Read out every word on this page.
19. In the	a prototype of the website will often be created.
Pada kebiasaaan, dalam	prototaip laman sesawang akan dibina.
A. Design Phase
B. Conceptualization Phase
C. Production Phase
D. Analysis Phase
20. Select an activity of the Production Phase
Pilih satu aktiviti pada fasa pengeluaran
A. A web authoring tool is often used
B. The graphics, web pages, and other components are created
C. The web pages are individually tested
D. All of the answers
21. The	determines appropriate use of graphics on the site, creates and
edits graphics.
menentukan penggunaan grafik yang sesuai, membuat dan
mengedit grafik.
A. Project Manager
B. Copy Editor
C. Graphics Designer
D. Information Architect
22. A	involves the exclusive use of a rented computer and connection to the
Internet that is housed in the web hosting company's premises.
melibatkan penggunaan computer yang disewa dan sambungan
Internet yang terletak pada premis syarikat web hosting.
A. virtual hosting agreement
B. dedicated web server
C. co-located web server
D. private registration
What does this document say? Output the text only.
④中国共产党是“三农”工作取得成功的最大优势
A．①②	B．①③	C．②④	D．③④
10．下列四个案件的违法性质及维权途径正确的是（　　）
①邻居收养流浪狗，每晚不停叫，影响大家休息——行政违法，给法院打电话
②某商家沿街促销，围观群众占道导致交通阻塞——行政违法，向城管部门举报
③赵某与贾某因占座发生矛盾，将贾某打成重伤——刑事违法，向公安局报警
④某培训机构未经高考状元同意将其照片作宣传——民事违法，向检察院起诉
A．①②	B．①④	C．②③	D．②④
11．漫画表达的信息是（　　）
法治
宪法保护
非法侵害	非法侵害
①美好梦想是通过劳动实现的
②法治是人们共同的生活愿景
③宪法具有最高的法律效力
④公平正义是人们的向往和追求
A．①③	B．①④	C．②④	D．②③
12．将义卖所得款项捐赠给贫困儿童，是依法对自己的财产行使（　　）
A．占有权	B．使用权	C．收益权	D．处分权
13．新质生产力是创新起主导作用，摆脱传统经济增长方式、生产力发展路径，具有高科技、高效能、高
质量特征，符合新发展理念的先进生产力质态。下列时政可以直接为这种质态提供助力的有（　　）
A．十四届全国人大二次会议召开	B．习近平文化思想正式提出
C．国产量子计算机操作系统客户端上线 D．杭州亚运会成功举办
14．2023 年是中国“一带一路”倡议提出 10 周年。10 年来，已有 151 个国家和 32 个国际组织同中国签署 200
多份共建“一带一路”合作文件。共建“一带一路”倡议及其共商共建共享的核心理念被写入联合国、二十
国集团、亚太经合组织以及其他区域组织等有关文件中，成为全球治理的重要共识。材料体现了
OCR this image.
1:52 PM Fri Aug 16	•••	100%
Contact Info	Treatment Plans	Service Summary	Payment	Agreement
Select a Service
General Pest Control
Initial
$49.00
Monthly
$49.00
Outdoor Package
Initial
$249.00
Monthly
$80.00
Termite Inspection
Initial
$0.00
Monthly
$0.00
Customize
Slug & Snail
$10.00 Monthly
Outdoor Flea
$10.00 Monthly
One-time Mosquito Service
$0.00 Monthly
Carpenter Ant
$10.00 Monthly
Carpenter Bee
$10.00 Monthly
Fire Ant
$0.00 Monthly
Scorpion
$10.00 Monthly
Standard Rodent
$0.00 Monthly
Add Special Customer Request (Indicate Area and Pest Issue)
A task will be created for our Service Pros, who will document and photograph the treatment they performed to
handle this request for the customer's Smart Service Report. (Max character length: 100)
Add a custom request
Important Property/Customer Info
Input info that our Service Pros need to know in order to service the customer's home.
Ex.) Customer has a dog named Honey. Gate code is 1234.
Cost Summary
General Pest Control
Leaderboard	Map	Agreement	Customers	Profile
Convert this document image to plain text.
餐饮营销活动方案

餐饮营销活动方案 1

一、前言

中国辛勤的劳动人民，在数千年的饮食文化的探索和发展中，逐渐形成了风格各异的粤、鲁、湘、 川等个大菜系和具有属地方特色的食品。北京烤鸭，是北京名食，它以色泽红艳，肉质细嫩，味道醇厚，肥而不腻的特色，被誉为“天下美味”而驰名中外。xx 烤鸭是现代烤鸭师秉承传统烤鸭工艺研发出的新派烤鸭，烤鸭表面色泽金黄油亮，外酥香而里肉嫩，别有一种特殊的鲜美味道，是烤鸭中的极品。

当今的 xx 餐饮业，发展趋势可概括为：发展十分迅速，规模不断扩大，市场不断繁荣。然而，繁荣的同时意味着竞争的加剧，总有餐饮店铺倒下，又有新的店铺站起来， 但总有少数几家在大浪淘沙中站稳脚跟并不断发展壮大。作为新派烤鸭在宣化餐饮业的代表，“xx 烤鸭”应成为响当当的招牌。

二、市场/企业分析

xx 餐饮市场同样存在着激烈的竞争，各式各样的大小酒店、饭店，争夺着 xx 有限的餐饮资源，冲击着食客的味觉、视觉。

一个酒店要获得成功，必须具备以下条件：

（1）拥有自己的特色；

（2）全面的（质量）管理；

++++++++++++++++++++

— Short exercise —
Starting at the line that contains "OCR this image.", output each remaining line of the listing, the last line included, exactly as it appears.

— Result below —
OCR this image.
1:52 PM Fri Aug 16	•••	100%
Contact Info	Treatment Plans	Service Summary	Payment	Agreement
Select a Service
General Pest Control
Initial
$49.00
Monthly
$49.00
Outdoor Package
Initial
$249.00
Monthly
$80.00
Termite Inspection
Initial
$0.00
Monthly
$0.00
Customize
Slug & Snail
$10.00 Monthly
Outdoor Flea
$10.00 Monthly
One-time Mosquito Service
$0.00 Monthly
Carpenter Ant
$10.00 Monthly
Carpenter Bee
$10.00 Monthly
Fire Ant
$0.00 Monthly
Scorpion
$10.00 Monthly
Standard Rodent
$0.00 Monthly
Add Special Customer Request (Indicate Area and Pest Issue)
A task will be created for our Service Pros, who will document and photograph the treatment they performed to
handle this request for the customer's Smart Service Report. (Max character length: 100)
Add a custom request
Important Property/Customer Info
Input info that our Service Pros need to know in order to service the customer's home.
Ex.) Customer has a dog named Honey. Gate code is 1234.
Cost Summary
General Pest Control
Leaderboard	Map	Agreement	Customers	Profile
Convert this document image to plain text.
餐饮营销活动方案

餐饮营销活动方案 1

一、前言

中国辛勤的劳动人民，在数千年的饮食文化的探索和发展中，逐渐形成了风格各异的粤、鲁、湘、 川等个大菜系和具有属地方特色的食品。北京烤鸭，是北京名食，它以色泽红艳，肉质细嫩，味道醇厚，肥而不腻的特色，被誉为“天下美味”而驰名中外。xx 烤鸭是现代烤鸭师秉承传统烤鸭工艺研发出的新派烤鸭，烤鸭表面色泽金黄油亮，外酥香而里肉嫩，别有一种特殊的鲜美味道，是烤鸭中的极品。

当今的 xx 餐饮业，发展趋势可概括为：发展十分迅速，规模不断扩大，市场不断繁荣。然而，繁荣的同时意味着竞争的加剧，总有餐饮店铺倒下，又有新的店铺站起来， 但总有少数几家在大浪淘沙中站稳脚跟并不断发展壮大。作为新派烤鸭在宣化餐饮业的代表，“xx 烤鸭”应成为响当当的招牌。

二、市场/企业分析

xx 餐饮市场同样存在着激烈的竞争，各式各样的大小酒店、饭店，争夺着 xx 有限的餐饮资源，冲击着食客的味觉、视觉。

一个酒店要获得成功，必须具备以下条件：

（1）拥有自己的特色；

（2）全面的（质量）管理；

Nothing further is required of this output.